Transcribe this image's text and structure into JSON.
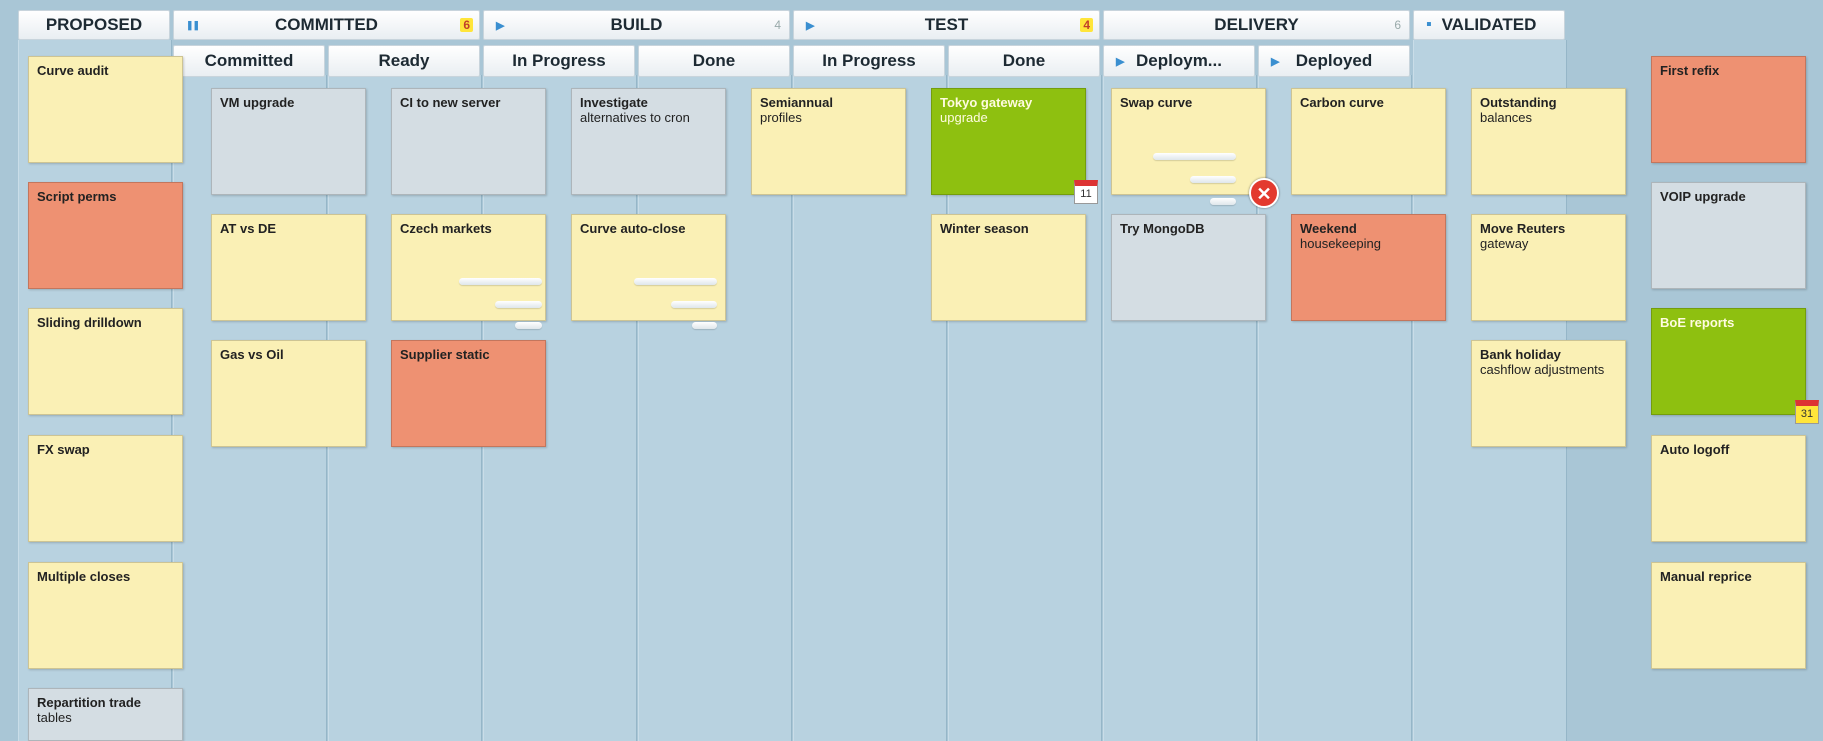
{
  "stages": {
    "proposed": {
      "label": "PROPOSED"
    },
    "committed": {
      "label": "COMMITTED",
      "count": "6"
    },
    "build": {
      "label": "BUILD",
      "count": "4"
    },
    "test": {
      "label": "TEST",
      "count": "4"
    },
    "delivery": {
      "label": "DELIVERY",
      "count": "6"
    },
    "validated": {
      "label": "VALIDATED"
    }
  },
  "subcolumns": {
    "committed": "Committed",
    "ready": "Ready",
    "build_in_progress": "In Progress",
    "build_done": "Done",
    "test_in_progress": "In Progress",
    "test_done": "Done",
    "deployment": "Deploym...",
    "deployed": "Deployed"
  },
  "cards": {
    "curve_audit": {
      "title": "Curve audit"
    },
    "script_perms": {
      "title": "Script perms"
    },
    "sliding_drilldown": {
      "title": "Sliding drilldown"
    },
    "fx_swap": {
      "title": "FX swap"
    },
    "multiple_closes": {
      "title": "Multiple closes"
    },
    "repartition": {
      "title": "Repartition trade",
      "sub": "tables"
    },
    "vm_upgrade": {
      "title": "VM upgrade"
    },
    "at_vs_de": {
      "title": "AT vs DE"
    },
    "gas_vs_oil": {
      "title": "Gas vs Oil"
    },
    "ci_new_server": {
      "title": "CI to new server"
    },
    "czech_markets": {
      "title": "Czech markets"
    },
    "supplier_static": {
      "title": "Supplier static"
    },
    "investigate": {
      "title": "Investigate",
      "sub": "alternatives to cron"
    },
    "curve_auto_close": {
      "title": "Curve auto-close"
    },
    "semiannual": {
      "title": "Semiannual",
      "sub": "profiles"
    },
    "tokyo_gateway": {
      "title": "Tokyo gateway",
      "sub": "upgrade",
      "date": "11"
    },
    "winter_season": {
      "title": "Winter season"
    },
    "swap_curve": {
      "title": "Swap curve"
    },
    "try_mongodb": {
      "title": "Try MongoDB"
    },
    "carbon_curve": {
      "title": "Carbon curve"
    },
    "weekend": {
      "title": "Weekend",
      "sub": "housekeeping"
    },
    "outstanding": {
      "title": "Outstanding",
      "sub": "balances"
    },
    "move_reuters": {
      "title": "Move Reuters",
      "sub": "gateway"
    },
    "bank_holiday": {
      "title": "Bank holiday",
      "sub": "cashflow adjustments"
    },
    "first_refix": {
      "title": "First refix"
    },
    "voip_upgrade": {
      "title": "VOIP upgrade"
    },
    "boe_reports": {
      "title": "BoE reports",
      "date": "31"
    },
    "auto_logoff": {
      "title": "Auto logoff"
    },
    "manual_reprice": {
      "title": "Manual reprice"
    }
  },
  "icons": {
    "stage_arrow": "play-triangle-icon",
    "stage_pause": "pause-icon",
    "validated_bullet": "bullet-icon",
    "calendar": "calendar-icon",
    "remove": "close-x-icon"
  },
  "colors": {
    "background": "#a9c6d6",
    "card_yellow": "#faf0b5",
    "card_grey": "#d4dde3",
    "card_red": "#ee9172",
    "card_green": "#8ec010",
    "warning_badge": "#ffe53a"
  }
}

| Task requirements |
Using the data above, write out every line exactly, leaving the images behind.

| Solution to this problem |
Transcribe this image's text and structure into JSON.
{
  "stages": {
    "proposed": {
      "label": "PROPOSED"
    },
    "committed": {
      "label": "COMMITTED",
      "count": "6"
    },
    "build": {
      "label": "BUILD",
      "count": "4"
    },
    "test": {
      "label": "TEST",
      "count": "4"
    },
    "delivery": {
      "label": "DELIVERY",
      "count": "6"
    },
    "validated": {
      "label": "VALIDATED"
    }
  },
  "subcolumns": {
    "committed": "Committed",
    "ready": "Ready",
    "build_in_progress": "In Progress",
    "build_done": "Done",
    "test_in_progress": "In Progress",
    "test_done": "Done",
    "deployment": "Deploym...",
    "deployed": "Deployed"
  },
  "cards": {
    "curve_audit": {
      "title": "Curve audit"
    },
    "script_perms": {
      "title": "Script perms"
    },
    "sliding_drilldown": {
      "title": "Sliding drilldown"
    },
    "fx_swap": {
      "title": "FX swap"
    },
    "multiple_closes": {
      "title": "Multiple closes"
    },
    "repartition": {
      "title": "Repartition trade",
      "sub": "tables"
    },
    "vm_upgrade": {
      "title": "VM upgrade"
    },
    "at_vs_de": {
      "title": "AT vs DE"
    },
    "gas_vs_oil": {
      "title": "Gas vs Oil"
    },
    "ci_new_server": {
      "title": "CI to new server"
    },
    "czech_markets": {
      "title": "Czech markets"
    },
    "supplier_static": {
      "title": "Supplier static"
    },
    "investigate": {
      "title": "Investigate",
      "sub": "alternatives to cron"
    },
    "curve_auto_close": {
      "title": "Curve auto-close"
    },
    "semiannual": {
      "title": "Semiannual",
      "sub": "profiles"
    },
    "tokyo_gateway": {
      "title": "Tokyo gateway",
      "sub": "upgrade",
      "date": "11"
    },
    "winter_season": {
      "title": "Winter season"
    },
    "swap_curve": {
      "title": "Swap curve"
    },
    "try_mongodb": {
      "title": "Try MongoDB"
    },
    "carbon_curve": {
      "title": "Carbon curve"
    },
    "weekend": {
      "title": "Weekend",
      "sub": "housekeeping"
    },
    "outstanding": {
      "title": "Outstanding",
      "sub": "balances"
    },
    "move_reuters": {
      "title": "Move Reuters",
      "sub": "gateway"
    },
    "bank_holiday": {
      "title": "Bank holiday",
      "sub": "cashflow adjustments"
    },
    "first_refix": {
      "title": "First refix"
    },
    "voip_upgrade": {
      "title": "VOIP upgrade"
    },
    "boe_reports": {
      "title": "BoE reports",
      "date": "31"
    },
    "auto_logoff": {
      "title": "Auto logoff"
    },
    "manual_reprice": {
      "title": "Manual reprice"
    }
  },
  "icons": {
    "stage_arrow": "play-triangle-icon",
    "stage_pause": "pause-icon",
    "validated_bullet": "bullet-icon",
    "calendar": "calendar-icon",
    "remove": "close-x-icon"
  },
  "colors": {
    "background": "#a9c6d6",
    "card_yellow": "#faf0b5",
    "card_grey": "#d4dde3",
    "card_red": "#ee9172",
    "card_green": "#8ec010",
    "warning_badge": "#ffe53a"
  }
}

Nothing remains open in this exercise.